### Stored data
★ ★ ★ ★ ★ ★ ★

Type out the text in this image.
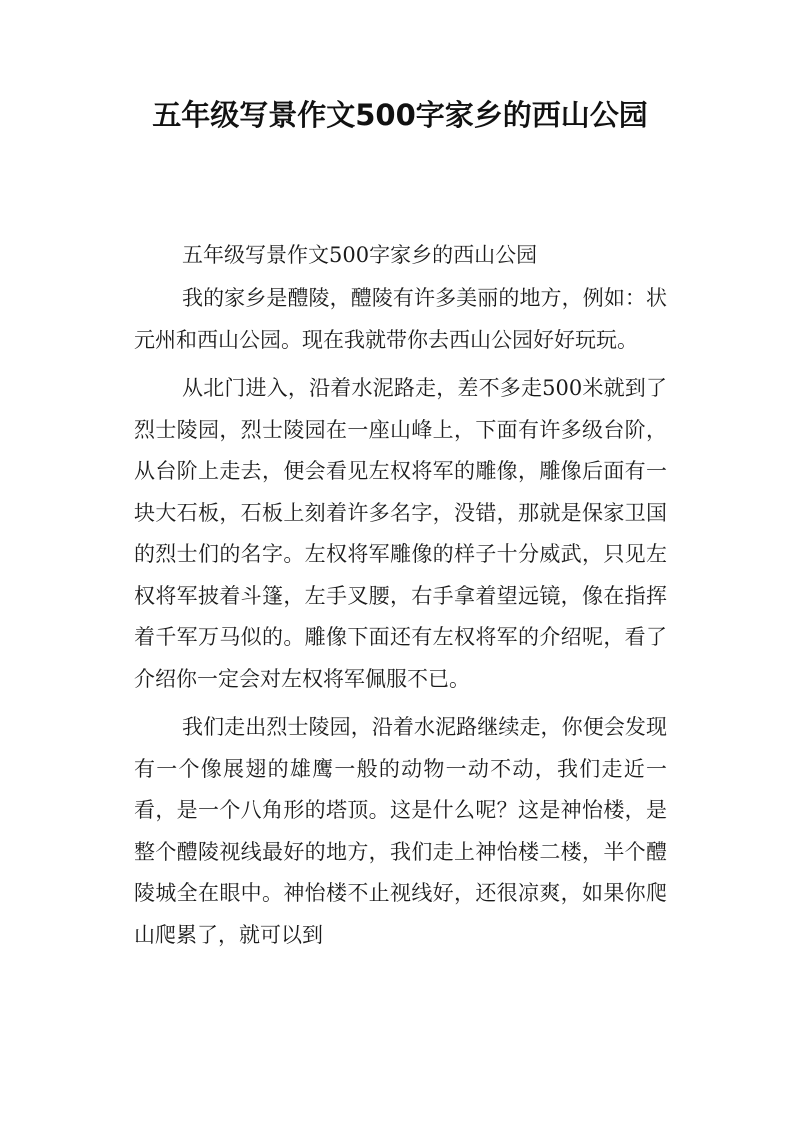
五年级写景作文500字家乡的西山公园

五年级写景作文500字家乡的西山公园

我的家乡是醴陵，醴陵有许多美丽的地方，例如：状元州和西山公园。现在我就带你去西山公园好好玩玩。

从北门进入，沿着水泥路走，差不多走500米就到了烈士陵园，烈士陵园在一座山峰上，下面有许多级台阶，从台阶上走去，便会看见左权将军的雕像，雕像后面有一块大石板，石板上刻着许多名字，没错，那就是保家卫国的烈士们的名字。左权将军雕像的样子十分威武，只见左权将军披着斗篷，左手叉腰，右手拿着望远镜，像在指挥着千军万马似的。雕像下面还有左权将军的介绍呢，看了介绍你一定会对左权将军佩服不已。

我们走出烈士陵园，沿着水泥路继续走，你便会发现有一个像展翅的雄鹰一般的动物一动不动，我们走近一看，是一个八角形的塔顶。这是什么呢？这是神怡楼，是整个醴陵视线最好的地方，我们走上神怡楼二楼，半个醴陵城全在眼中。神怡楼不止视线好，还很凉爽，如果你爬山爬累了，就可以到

★ ★ ★ ★ ★ ★ ★

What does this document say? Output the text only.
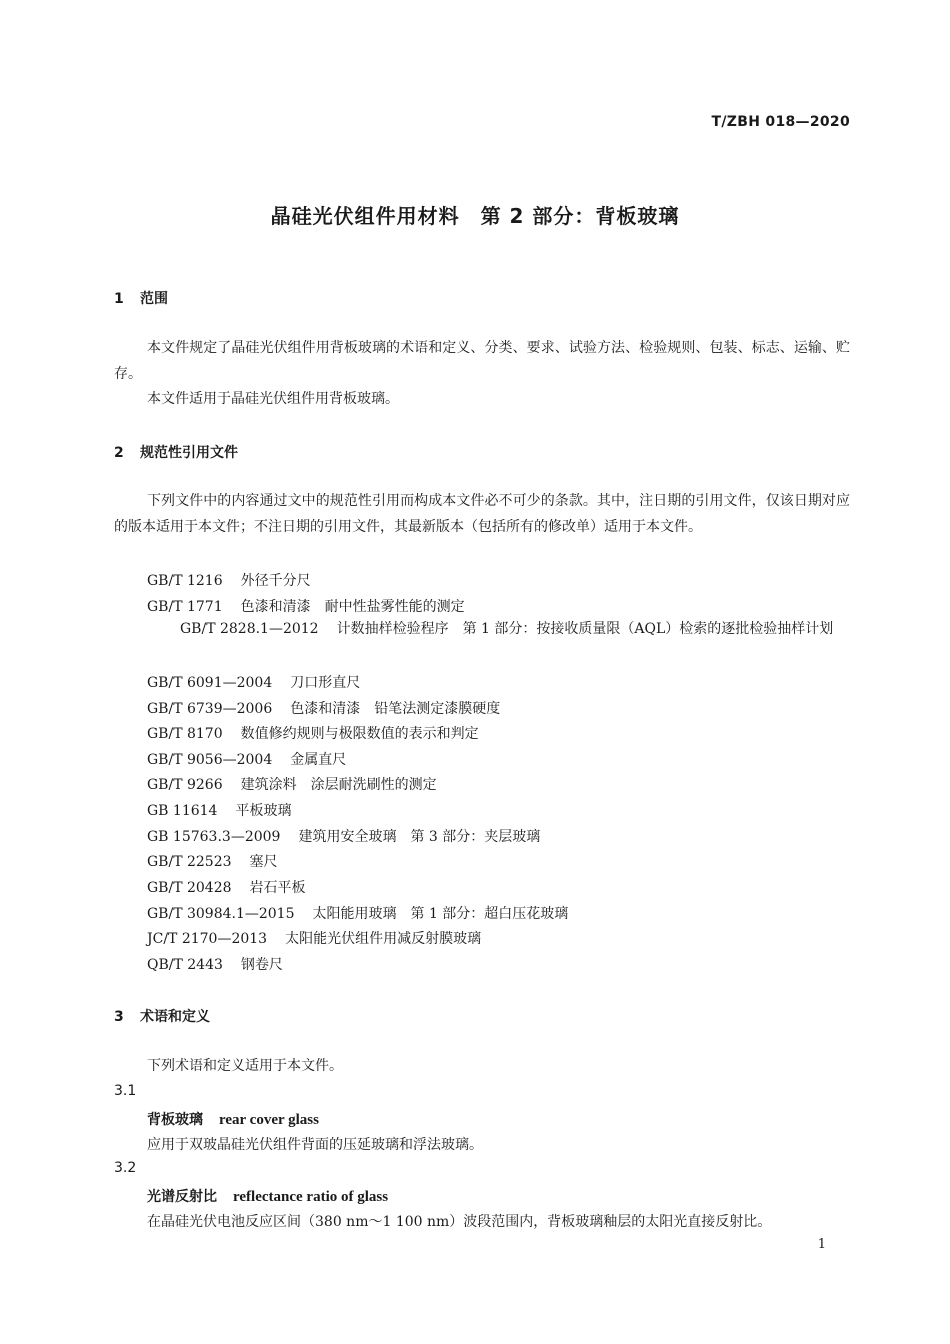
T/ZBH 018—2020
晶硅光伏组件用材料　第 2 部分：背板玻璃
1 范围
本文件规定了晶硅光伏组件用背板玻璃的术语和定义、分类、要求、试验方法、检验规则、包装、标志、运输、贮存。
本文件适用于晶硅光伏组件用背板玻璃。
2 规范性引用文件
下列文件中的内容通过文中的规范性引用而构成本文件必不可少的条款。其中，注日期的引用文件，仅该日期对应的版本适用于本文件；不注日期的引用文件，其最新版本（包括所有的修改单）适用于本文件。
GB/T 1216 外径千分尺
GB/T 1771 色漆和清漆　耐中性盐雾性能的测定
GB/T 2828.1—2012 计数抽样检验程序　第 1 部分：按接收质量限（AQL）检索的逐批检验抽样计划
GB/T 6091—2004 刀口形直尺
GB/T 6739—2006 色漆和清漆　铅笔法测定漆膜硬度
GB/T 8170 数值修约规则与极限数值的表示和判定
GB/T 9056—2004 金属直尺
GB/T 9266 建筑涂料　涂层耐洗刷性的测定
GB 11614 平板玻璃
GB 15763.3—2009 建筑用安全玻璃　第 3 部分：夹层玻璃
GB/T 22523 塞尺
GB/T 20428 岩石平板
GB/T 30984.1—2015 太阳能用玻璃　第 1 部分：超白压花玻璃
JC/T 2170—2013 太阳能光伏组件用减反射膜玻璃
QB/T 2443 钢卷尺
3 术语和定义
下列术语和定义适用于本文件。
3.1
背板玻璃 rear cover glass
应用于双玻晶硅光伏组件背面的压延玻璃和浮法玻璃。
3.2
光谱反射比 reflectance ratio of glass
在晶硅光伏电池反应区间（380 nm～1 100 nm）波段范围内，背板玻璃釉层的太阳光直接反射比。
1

★ ★ ★ ★ ★ ★ ★

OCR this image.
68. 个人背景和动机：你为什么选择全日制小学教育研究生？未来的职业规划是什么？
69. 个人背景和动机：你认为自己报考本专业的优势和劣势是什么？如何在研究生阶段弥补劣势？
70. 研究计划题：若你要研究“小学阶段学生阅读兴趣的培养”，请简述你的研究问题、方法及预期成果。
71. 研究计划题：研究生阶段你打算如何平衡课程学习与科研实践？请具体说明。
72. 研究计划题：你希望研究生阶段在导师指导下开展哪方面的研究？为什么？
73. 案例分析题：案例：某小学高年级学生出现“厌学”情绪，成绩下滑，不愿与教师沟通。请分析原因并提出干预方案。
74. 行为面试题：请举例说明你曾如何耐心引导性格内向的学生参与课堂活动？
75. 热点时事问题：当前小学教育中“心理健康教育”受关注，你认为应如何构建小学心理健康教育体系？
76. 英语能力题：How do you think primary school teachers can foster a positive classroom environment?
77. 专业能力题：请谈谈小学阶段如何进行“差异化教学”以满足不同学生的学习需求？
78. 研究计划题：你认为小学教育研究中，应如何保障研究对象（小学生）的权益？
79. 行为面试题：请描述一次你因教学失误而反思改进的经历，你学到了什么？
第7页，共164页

★ ★ ★ ★ ★ ★ ★

### EXERCISE INSTRUCTIONS
In the records above, collect each line with "image".

### SOLUTION
Type out the text in this image.
OCR this image.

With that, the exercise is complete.